**AIM:** Where the string "race" occurs in the material below, report the whole line.

**GIVEN DATA:**
———
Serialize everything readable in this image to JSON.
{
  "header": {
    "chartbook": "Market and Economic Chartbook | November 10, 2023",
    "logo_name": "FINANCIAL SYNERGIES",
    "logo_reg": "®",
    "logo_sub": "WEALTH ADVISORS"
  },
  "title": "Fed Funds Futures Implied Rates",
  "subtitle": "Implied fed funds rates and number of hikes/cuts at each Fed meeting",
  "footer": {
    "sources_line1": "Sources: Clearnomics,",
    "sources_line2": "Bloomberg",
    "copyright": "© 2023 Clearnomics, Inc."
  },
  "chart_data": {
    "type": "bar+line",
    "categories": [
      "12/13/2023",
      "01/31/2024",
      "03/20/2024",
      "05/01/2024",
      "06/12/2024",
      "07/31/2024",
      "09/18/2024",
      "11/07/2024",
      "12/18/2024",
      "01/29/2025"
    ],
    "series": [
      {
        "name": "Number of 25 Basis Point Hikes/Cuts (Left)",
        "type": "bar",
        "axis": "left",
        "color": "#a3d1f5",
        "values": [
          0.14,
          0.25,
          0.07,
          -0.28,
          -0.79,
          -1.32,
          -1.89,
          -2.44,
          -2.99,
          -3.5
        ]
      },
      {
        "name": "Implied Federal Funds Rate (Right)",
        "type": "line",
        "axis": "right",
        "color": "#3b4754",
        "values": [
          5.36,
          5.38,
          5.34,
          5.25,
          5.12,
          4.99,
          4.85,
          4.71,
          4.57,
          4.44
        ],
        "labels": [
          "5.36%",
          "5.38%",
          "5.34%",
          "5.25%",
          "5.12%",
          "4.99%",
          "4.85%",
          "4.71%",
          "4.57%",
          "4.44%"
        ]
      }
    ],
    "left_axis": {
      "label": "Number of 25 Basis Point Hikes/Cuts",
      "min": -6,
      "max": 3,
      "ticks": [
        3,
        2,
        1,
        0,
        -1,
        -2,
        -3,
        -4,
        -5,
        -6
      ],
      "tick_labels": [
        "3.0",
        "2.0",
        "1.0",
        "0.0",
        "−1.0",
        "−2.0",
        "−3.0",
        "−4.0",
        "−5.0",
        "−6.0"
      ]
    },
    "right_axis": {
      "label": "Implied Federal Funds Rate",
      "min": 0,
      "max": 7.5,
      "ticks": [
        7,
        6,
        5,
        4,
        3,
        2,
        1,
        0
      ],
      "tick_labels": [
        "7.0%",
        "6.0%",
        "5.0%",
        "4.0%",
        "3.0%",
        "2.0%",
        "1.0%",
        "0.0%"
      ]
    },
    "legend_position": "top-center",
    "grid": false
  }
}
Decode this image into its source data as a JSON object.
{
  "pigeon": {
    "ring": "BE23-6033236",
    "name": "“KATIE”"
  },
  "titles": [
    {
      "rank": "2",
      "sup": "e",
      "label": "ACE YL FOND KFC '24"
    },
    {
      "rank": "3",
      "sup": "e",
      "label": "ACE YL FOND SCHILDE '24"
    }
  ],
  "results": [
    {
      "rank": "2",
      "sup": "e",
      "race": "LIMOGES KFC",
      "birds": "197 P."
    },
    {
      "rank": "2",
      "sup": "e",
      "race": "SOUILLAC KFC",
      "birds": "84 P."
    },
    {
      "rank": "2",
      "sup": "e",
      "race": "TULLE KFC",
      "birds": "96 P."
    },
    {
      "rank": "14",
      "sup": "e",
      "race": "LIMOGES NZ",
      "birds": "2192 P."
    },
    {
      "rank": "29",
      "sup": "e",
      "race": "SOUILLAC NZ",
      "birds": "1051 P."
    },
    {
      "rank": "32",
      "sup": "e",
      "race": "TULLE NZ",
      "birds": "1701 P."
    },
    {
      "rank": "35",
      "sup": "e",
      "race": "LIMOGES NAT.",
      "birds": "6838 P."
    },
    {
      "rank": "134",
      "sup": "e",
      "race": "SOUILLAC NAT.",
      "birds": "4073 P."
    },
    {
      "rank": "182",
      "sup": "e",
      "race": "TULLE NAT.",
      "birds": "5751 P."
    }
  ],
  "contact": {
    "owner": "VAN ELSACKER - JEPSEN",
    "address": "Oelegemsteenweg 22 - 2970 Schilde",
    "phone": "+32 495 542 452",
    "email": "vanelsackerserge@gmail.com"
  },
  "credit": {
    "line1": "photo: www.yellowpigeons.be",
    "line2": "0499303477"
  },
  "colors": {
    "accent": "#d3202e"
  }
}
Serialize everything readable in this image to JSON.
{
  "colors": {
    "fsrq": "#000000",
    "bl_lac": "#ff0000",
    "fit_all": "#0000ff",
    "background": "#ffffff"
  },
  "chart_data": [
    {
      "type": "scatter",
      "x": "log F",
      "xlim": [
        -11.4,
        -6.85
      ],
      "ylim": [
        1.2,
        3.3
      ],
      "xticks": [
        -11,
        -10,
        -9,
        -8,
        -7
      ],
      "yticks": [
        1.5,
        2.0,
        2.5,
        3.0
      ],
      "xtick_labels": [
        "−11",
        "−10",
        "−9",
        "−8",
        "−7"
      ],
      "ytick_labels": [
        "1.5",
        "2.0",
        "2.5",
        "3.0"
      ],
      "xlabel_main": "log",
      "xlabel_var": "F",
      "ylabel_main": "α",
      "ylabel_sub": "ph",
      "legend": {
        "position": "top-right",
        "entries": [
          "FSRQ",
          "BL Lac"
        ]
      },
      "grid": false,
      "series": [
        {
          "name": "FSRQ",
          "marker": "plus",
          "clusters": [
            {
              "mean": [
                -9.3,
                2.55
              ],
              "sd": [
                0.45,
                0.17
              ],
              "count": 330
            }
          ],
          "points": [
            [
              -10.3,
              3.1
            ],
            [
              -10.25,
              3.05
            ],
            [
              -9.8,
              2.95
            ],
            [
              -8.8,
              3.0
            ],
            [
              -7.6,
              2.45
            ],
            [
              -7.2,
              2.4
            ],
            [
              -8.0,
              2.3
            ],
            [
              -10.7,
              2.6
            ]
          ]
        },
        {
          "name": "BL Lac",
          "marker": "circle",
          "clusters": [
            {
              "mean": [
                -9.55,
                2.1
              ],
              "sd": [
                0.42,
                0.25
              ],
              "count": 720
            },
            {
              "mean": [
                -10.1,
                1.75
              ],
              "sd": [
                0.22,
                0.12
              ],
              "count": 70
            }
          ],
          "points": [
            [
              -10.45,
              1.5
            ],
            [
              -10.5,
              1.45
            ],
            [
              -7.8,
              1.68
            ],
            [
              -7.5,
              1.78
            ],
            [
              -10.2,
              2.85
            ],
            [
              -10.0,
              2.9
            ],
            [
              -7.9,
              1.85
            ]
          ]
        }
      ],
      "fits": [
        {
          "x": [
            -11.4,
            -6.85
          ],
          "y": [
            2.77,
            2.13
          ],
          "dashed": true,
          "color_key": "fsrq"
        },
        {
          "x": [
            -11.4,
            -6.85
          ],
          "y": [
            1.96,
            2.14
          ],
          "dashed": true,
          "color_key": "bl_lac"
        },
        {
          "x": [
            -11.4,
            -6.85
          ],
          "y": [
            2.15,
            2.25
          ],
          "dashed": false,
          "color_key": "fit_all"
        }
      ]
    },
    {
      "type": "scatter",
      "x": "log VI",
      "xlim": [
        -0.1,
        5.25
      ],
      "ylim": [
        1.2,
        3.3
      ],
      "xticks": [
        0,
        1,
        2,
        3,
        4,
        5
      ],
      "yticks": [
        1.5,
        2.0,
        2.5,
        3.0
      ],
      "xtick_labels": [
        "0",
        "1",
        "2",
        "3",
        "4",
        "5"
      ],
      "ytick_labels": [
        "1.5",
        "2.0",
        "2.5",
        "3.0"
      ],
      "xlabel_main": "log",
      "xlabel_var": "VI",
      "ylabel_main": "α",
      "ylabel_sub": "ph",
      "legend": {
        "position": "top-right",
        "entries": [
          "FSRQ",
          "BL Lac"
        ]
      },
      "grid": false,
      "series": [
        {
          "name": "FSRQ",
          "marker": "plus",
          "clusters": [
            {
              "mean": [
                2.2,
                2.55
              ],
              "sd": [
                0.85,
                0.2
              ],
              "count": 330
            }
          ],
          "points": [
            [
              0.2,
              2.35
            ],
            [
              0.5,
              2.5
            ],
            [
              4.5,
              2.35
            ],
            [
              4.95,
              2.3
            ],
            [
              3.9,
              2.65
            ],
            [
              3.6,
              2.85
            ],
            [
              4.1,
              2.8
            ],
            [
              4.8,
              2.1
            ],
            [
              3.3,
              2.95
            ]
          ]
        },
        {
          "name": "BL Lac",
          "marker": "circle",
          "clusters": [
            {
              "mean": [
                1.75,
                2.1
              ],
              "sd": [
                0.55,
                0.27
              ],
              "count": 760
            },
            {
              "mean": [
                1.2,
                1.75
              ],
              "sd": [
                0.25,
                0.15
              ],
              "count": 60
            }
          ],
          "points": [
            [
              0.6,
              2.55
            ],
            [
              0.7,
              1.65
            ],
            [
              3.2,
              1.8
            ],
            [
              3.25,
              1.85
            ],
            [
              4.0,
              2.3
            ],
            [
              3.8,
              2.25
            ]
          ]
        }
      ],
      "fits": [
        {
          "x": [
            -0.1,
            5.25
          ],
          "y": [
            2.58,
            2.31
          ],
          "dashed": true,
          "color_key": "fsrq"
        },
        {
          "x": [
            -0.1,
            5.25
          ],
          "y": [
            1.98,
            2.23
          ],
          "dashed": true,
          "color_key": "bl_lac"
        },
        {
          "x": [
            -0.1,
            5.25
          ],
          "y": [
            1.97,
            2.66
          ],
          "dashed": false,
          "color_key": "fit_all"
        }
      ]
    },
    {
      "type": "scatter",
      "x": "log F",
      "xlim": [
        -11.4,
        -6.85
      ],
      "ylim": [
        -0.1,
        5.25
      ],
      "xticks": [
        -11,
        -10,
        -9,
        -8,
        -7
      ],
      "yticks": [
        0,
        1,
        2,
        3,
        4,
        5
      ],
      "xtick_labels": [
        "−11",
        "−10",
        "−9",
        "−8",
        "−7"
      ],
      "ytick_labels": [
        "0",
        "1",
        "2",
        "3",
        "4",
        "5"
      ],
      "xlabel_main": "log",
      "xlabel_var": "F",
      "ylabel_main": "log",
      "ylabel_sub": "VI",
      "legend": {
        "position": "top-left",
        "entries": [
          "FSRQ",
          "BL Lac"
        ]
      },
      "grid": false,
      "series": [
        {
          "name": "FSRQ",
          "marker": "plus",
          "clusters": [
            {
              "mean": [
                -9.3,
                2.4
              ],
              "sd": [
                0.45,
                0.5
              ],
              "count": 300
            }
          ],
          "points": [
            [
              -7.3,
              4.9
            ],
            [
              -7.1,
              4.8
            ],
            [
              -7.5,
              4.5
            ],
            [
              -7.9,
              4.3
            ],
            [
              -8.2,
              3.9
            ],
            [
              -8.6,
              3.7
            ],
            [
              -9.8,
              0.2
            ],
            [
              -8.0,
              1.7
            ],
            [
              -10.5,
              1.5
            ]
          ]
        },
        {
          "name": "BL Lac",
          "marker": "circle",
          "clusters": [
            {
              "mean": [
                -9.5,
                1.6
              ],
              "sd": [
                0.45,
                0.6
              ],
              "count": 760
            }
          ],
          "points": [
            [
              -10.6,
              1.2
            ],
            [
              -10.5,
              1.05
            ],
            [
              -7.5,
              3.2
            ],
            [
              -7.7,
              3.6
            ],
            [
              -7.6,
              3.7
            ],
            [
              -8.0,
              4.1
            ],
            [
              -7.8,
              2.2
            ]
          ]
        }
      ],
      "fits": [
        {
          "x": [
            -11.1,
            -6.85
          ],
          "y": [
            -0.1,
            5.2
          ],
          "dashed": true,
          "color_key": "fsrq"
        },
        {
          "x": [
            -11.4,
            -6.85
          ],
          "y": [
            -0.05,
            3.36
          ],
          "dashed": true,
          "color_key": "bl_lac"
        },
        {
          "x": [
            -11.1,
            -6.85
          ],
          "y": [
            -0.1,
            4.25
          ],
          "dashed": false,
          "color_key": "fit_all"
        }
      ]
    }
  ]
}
———
**TASK ANSWER:**
      "race": "LIMOGES KFC",
      "race": "SOUILLAC KFC",
      "race": "TULLE KFC",
      "race": "LIMOGES NZ",
      "race": "SOUILLAC NZ",
      "race": "TULLE NZ",
      "race": "LIMOGES NAT.",
      "race": "SOUILLAC NAT.",
      "race": "TULLE NAT.",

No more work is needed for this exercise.